(Data listing)
···

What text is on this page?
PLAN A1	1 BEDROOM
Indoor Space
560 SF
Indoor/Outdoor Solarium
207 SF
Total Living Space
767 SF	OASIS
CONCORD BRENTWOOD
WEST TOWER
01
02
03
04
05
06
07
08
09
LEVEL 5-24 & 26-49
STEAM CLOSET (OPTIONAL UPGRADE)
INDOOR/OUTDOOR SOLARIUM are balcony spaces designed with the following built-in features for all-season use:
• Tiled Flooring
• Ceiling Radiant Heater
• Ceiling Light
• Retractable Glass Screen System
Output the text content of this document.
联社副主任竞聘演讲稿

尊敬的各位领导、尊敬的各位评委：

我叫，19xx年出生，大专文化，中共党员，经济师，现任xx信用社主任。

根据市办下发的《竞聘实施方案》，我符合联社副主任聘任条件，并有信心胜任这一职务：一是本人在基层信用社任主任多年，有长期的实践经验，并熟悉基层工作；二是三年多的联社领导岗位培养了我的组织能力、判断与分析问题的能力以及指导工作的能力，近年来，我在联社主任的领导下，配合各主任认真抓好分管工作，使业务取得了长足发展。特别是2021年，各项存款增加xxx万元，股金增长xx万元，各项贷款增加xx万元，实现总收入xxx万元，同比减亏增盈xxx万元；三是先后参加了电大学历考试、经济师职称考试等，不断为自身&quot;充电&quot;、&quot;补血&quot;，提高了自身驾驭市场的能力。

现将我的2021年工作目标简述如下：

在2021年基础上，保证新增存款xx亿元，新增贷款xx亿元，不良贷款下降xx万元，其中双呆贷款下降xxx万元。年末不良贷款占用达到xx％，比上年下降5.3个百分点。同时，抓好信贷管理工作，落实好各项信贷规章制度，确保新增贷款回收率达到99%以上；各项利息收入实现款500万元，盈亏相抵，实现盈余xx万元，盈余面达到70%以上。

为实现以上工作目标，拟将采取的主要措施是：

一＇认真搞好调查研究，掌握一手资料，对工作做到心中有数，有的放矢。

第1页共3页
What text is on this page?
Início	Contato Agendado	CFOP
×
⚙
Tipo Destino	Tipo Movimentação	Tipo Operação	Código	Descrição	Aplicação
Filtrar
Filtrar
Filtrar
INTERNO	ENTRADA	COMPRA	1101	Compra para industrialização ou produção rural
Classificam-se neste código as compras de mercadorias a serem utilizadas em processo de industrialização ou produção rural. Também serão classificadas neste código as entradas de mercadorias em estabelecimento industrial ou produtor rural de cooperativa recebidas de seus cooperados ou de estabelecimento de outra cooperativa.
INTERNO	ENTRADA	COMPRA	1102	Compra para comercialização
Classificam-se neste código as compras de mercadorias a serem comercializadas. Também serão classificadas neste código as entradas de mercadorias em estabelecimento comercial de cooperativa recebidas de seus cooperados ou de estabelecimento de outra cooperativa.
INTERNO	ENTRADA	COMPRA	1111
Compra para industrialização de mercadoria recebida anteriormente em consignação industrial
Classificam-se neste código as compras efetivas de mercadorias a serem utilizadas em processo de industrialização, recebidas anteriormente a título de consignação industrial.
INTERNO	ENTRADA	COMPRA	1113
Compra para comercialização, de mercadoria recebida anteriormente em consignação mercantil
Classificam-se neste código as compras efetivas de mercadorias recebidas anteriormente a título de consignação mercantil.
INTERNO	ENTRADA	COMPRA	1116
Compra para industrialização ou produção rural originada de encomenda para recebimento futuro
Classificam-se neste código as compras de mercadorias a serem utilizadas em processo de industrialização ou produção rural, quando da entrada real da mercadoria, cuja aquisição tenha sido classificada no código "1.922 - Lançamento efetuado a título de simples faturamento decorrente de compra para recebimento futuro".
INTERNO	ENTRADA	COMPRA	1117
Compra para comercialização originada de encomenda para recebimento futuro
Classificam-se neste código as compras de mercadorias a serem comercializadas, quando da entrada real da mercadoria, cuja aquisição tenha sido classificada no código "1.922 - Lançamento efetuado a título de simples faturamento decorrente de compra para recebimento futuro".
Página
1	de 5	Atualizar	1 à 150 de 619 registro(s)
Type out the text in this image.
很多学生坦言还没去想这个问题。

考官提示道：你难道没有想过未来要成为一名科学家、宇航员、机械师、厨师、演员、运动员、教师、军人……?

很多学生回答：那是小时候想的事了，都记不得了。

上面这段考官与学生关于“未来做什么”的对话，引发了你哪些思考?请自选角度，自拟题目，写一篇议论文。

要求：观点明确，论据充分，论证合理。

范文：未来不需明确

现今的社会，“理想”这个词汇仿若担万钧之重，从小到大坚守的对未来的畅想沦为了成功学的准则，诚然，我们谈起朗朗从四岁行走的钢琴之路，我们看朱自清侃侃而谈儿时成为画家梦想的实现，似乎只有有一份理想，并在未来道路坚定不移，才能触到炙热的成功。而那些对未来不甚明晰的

···

- [Short task]
Extract all lines from the material above that include the word "outra".

- [Answer in full]
Classificam-se neste código as compras de mercadorias a serem utilizadas em processo de industrialização ou produção rural. Também serão classificadas neste código as entradas de mercadorias em estabelecimento industrial ou produtor rural de cooperativa recebidas de seus cooperados ou de estabelecimento de outra cooperativa.
Classificam-se neste código as compras de mercadorias a serem comercializadas. Também serão classificadas neste código as entradas de mercadorias em estabelecimento comercial de cooperativa recebidas de seus cooperados ou de estabelecimento de outra cooperativa.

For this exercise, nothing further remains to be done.